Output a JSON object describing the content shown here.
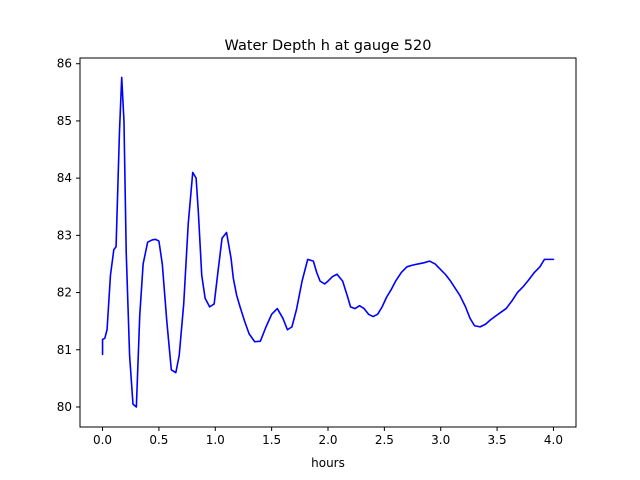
{
  "chart_data": {
    "type": "line",
    "title": "Water Depth h at gauge 520",
    "xlabel": "hours",
    "ylabel": "",
    "xlim": [
      -0.2,
      4.2
    ],
    "ylim": [
      79.65,
      86.1
    ],
    "xticks": [
      0.0,
      0.5,
      1.0,
      1.5,
      2.0,
      2.5,
      3.0,
      3.5,
      4.0
    ],
    "xtick_labels": [
      "0.0",
      "0.5",
      "1.0",
      "1.5",
      "2.0",
      "2.5",
      "3.0",
      "3.5",
      "4.0"
    ],
    "yticks": [
      80,
      81,
      82,
      83,
      84,
      85,
      86
    ],
    "ytick_labels": [
      "80",
      "81",
      "82",
      "83",
      "84",
      "85",
      "86"
    ],
    "grid": false,
    "legend": false,
    "series": [
      {
        "color": "#0000ff",
        "x": [
          0.0,
          0.0,
          0.02,
          0.04,
          0.07,
          0.1,
          0.12,
          0.15,
          0.17,
          0.19,
          0.21,
          0.24,
          0.27,
          0.3,
          0.33,
          0.36,
          0.4,
          0.44,
          0.47,
          0.5,
          0.53,
          0.57,
          0.61,
          0.65,
          0.68,
          0.72,
          0.76,
          0.8,
          0.83,
          0.85,
          0.88,
          0.91,
          0.95,
          0.99,
          1.02,
          1.06,
          1.1,
          1.14,
          1.16,
          1.19,
          1.22,
          1.26,
          1.3,
          1.35,
          1.4,
          1.45,
          1.5,
          1.55,
          1.6,
          1.64,
          1.68,
          1.72,
          1.77,
          1.82,
          1.87,
          1.9,
          1.93,
          1.97,
          2.0,
          2.04,
          2.08,
          2.13,
          2.17,
          2.2,
          2.24,
          2.28,
          2.32,
          2.36,
          2.4,
          2.44,
          2.48,
          2.52,
          2.56,
          2.6,
          2.65,
          2.7,
          2.75,
          2.8,
          2.85,
          2.9,
          2.95,
          3.0,
          3.04,
          3.08,
          3.12,
          3.17,
          3.22,
          3.26,
          3.3,
          3.35,
          3.4,
          3.44,
          3.48,
          3.53,
          3.58,
          3.63,
          3.68,
          3.73,
          3.78,
          3.83,
          3.88,
          3.92,
          3.96,
          4.0
        ],
        "y": [
          80.92,
          81.18,
          81.2,
          81.35,
          82.3,
          82.75,
          82.8,
          84.8,
          85.76,
          85.0,
          82.7,
          80.9,
          80.05,
          80.0,
          81.6,
          82.5,
          82.88,
          82.92,
          82.93,
          82.9,
          82.5,
          81.5,
          80.65,
          80.6,
          80.9,
          81.8,
          83.2,
          84.1,
          84.0,
          83.4,
          82.3,
          81.9,
          81.75,
          81.8,
          82.3,
          82.95,
          83.05,
          82.6,
          82.25,
          81.95,
          81.75,
          81.5,
          81.28,
          81.14,
          81.15,
          81.4,
          81.62,
          81.72,
          81.55,
          81.35,
          81.4,
          81.7,
          82.2,
          82.58,
          82.55,
          82.35,
          82.2,
          82.15,
          82.2,
          82.28,
          82.32,
          82.2,
          81.95,
          81.75,
          81.72,
          81.77,
          81.72,
          81.62,
          81.58,
          81.62,
          81.75,
          81.92,
          82.05,
          82.2,
          82.35,
          82.45,
          82.48,
          82.5,
          82.52,
          82.55,
          82.5,
          82.4,
          82.32,
          82.22,
          82.1,
          81.95,
          81.75,
          81.55,
          81.42,
          81.4,
          81.45,
          81.52,
          81.58,
          81.65,
          81.72,
          81.85,
          82.0,
          82.1,
          82.22,
          82.35,
          82.45,
          82.58,
          82.58,
          82.58
        ]
      }
    ]
  }
}
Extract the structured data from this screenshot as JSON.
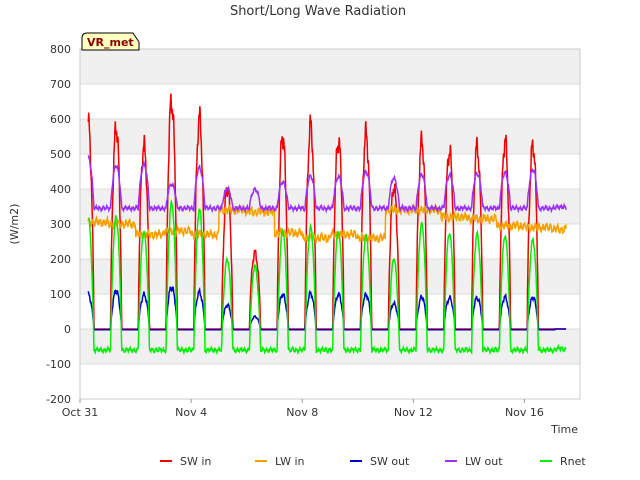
{
  "chart_data": {
    "type": "line",
    "title": "Short/Long Wave Radiation",
    "xlabel": "Time",
    "ylabel": "(W/m2)",
    "badge": "VR_met",
    "ylim": [
      -200,
      800
    ],
    "yticks": [
      -200,
      -100,
      0,
      100,
      200,
      300,
      400,
      500,
      600,
      700,
      800
    ],
    "xlim_days": [
      0,
      18
    ],
    "xticks": [
      {
        "day": 0,
        "label": "Oct 31"
      },
      {
        "day": 4,
        "label": "Nov 4"
      },
      {
        "day": 8,
        "label": "Nov 8"
      },
      {
        "day": 12,
        "label": "Nov 12"
      },
      {
        "day": 16,
        "label": "Nov 16"
      }
    ],
    "legend_position": "bottom-center",
    "grid": true,
    "days": [
      0.3,
      1.3,
      2.3,
      3.3,
      4.3,
      5.3,
      6.3,
      7.3,
      8.3,
      9.3,
      10.3,
      11.3,
      12.3,
      13.3,
      14.3,
      15.3,
      16.3,
      17.3
    ],
    "series": [
      {
        "name": "SW in",
        "color": "#ee0000",
        "values": [
          630,
          620,
          575,
          710,
          645,
          440,
          240,
          595,
          625,
          590,
          610,
          435,
          580,
          560,
          565,
          575,
          575,
          0
        ]
      },
      {
        "name": "LW in",
        "color": "#f5a000",
        "values": [
          305,
          300,
          270,
          280,
          270,
          340,
          335,
          275,
          260,
          270,
          260,
          340,
          340,
          320,
          315,
          295,
          290,
          285
        ]
      },
      {
        "name": "SW out",
        "color": "#0000cc",
        "values": [
          110,
          120,
          110,
          135,
          115,
          75,
          40,
          110,
          110,
          110,
          110,
          80,
          100,
          100,
          100,
          100,
          100,
          0
        ]
      },
      {
        "name": "LW out",
        "color": "#9b30ff",
        "values": [
          490,
          465,
          470,
          415,
          460,
          400,
          400,
          420,
          435,
          435,
          450,
          430,
          440,
          440,
          445,
          445,
          455,
          350
        ]
      },
      {
        "name": "Rnet",
        "color": "#00ee00",
        "values": [
          315,
          320,
          280,
          360,
          340,
          200,
          180,
          280,
          290,
          280,
          265,
          200,
          300,
          275,
          270,
          265,
          255,
          -55
        ]
      }
    ]
  }
}
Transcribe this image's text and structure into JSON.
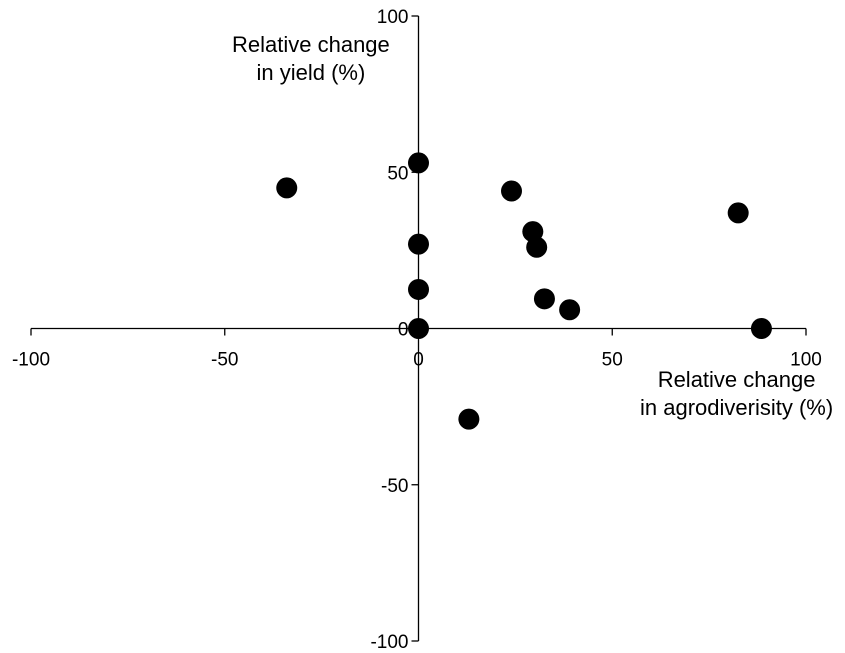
{
  "chart_data": {
    "type": "scatter",
    "xlabel_lines": [
      "Relative change",
      "in agrodiverisity (%)"
    ],
    "ylabel_lines": [
      "Relative change",
      "in yield (%)"
    ],
    "xlim": [
      -100,
      100
    ],
    "ylim": [
      -100,
      100
    ],
    "x_ticks": [
      -100,
      -50,
      0,
      50,
      100
    ],
    "y_ticks": [
      -100,
      -50,
      0,
      50,
      100
    ],
    "x_tick_labels": [
      "-100",
      "-50",
      "0",
      "50",
      "100"
    ],
    "y_tick_labels": [
      "-100",
      "-50",
      "0",
      "50",
      "100"
    ],
    "grid": false,
    "legend": "none",
    "marker_color": "#000000",
    "points": [
      {
        "x": -34,
        "y": 45
      },
      {
        "x": 0,
        "y": 53
      },
      {
        "x": 0,
        "y": 27
      },
      {
        "x": 0,
        "y": 12.5
      },
      {
        "x": 0,
        "y": 0
      },
      {
        "x": 24,
        "y": 44
      },
      {
        "x": 29.5,
        "y": 31
      },
      {
        "x": 30.5,
        "y": 26
      },
      {
        "x": 32.5,
        "y": 9.5
      },
      {
        "x": 39,
        "y": 6
      },
      {
        "x": 82.5,
        "y": 37
      },
      {
        "x": 88.5,
        "y": 0
      },
      {
        "x": 13,
        "y": -29
      }
    ]
  }
}
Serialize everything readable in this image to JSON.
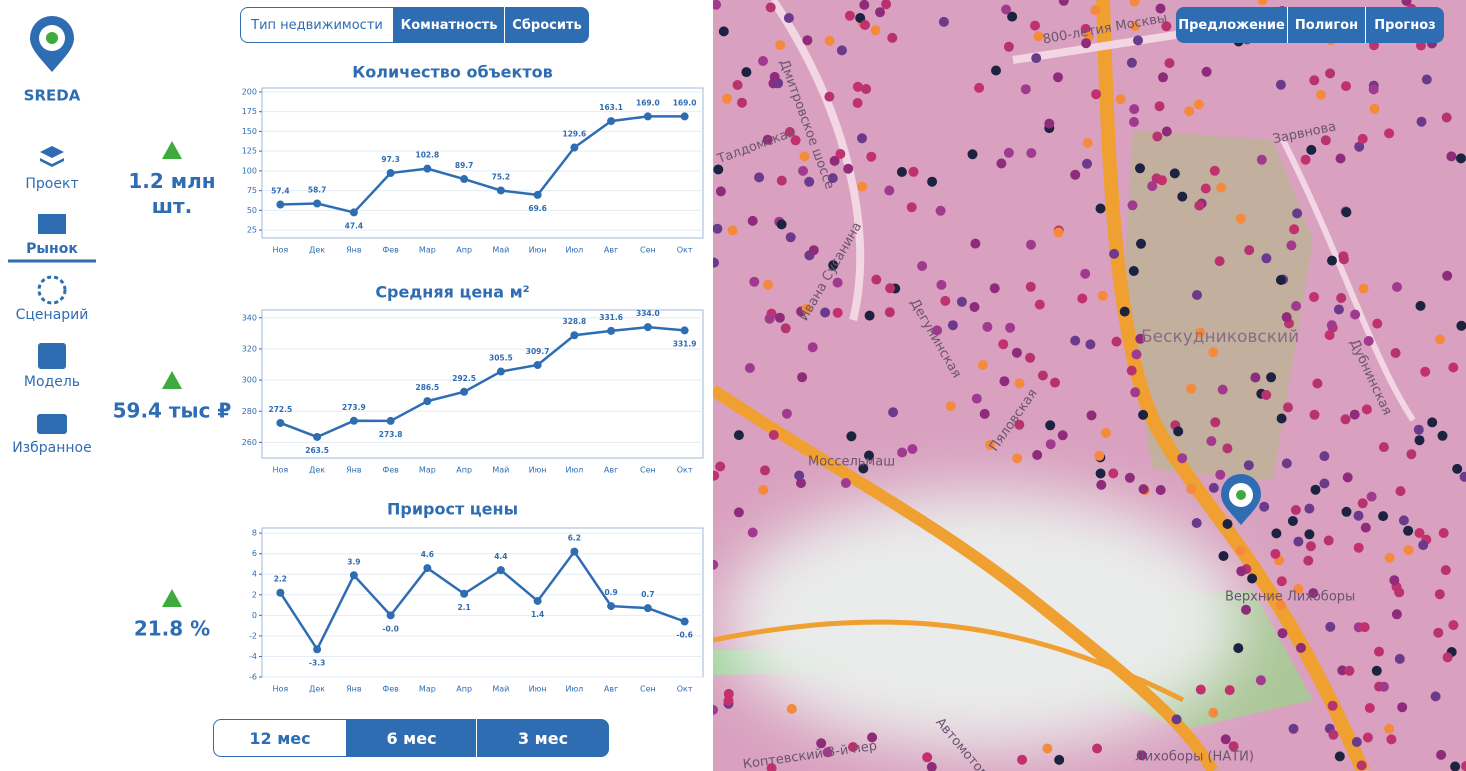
{
  "logo": "SREDA",
  "nav": [
    "Проект",
    "Рынок",
    "Сценарий",
    "Модель",
    "Избранное"
  ],
  "filters": [
    "Тип недвижимости",
    "Комнатность",
    "Сбросить"
  ],
  "kpis": [
    "1.2 млн\nшт.",
    "59.4 тыс ₽",
    "21.8 %"
  ],
  "periods": [
    "12 мес",
    "6 мес",
    "3 мес"
  ],
  "map": {
    "buttons": [
      "Предложение",
      "Полигон",
      "Прогноз"
    ],
    "labels": [
      "800-летия Москвы",
      "Бескудниковский",
      "Моссельмаш",
      "Верхние Лихоборы",
      "Лихоборы (НАТИ)",
      "Ивана Сусанина",
      "Дегунинская",
      "Дубнинская",
      "Зарвнова",
      "Пяловская",
      "Талдомская",
      "Дмитровское шоссе",
      "Дубнинская",
      "Автомоторная",
      "Коптевский 3-й пер"
    ]
  },
  "chart_data": [
    {
      "type": "line",
      "title": "Количество объектов",
      "color": "#2f6db3",
      "grid": true,
      "categories": [
        "Ноя",
        "Дек",
        "Янв",
        "Фев",
        "Мар",
        "Апр",
        "Май",
        "Июн",
        "Июл",
        "Авг",
        "Сен",
        "Окт"
      ],
      "values": [
        57.4,
        58.7,
        47.4,
        97.3,
        102.8,
        89.7,
        75.2,
        69.6,
        129.6,
        163.1,
        169.0,
        169.0
      ],
      "value_labels": [
        "57.4",
        "58.7",
        "47.4",
        "97.3",
        "102.8",
        "89.7",
        "75.2",
        "69.6",
        "129.6",
        "163.1",
        "169.0",
        "169.0"
      ],
      "ylim": [
        15,
        205
      ],
      "yticks": [
        25,
        50,
        75,
        100,
        125,
        150,
        175,
        200
      ]
    },
    {
      "type": "line",
      "title": "Средняя цена м²",
      "color": "#2f6db3",
      "grid": true,
      "categories": [
        "Ноя",
        "Дек",
        "Янв",
        "Фев",
        "Мар",
        "Апр",
        "Май",
        "Июн",
        "Июл",
        "Авг",
        "Сен",
        "Окт"
      ],
      "values": [
        272.5,
        263.5,
        273.9,
        273.8,
        286.5,
        292.5,
        305.5,
        309.7,
        328.8,
        331.6,
        334.0,
        331.9
      ],
      "value_labels": [
        "272.5",
        "263.5",
        "273.9",
        "273.8",
        "286.5",
        "292.5",
        "305.5",
        "309.7",
        "328.8",
        "331.6",
        "334.0",
        "331.9"
      ],
      "ylim": [
        250,
        345
      ],
      "yticks": [
        260,
        280,
        300,
        320,
        340
      ]
    },
    {
      "type": "line",
      "title": "Прирост цены",
      "color": "#2f6db3",
      "grid": true,
      "categories": [
        "Ноя",
        "Дек",
        "Янв",
        "Фев",
        "Мар",
        "Апр",
        "Май",
        "Июн",
        "Июл",
        "Авг",
        "Сен",
        "Окт"
      ],
      "values": [
        2.2,
        -3.3,
        3.9,
        0,
        4.6,
        2.1,
        4.4,
        1.4,
        6.2,
        0.9,
        0.7,
        -0.6
      ],
      "value_labels": [
        "2.2",
        "-3.3",
        "3.9",
        "-0.0",
        "4.6",
        "2.1",
        "4.4",
        "1.4",
        "6.2",
        "0.9",
        "0.7",
        "-0.6"
      ],
      "ylim": [
        -6,
        8.5
      ],
      "yticks": [
        -6,
        -4,
        -2,
        0,
        2,
        4,
        6,
        8
      ]
    }
  ]
}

####

Copy each line of the records that contains the word "image".

Transcribe this image's text and structure into JSON.
Serialize everything readable in this image to JSON.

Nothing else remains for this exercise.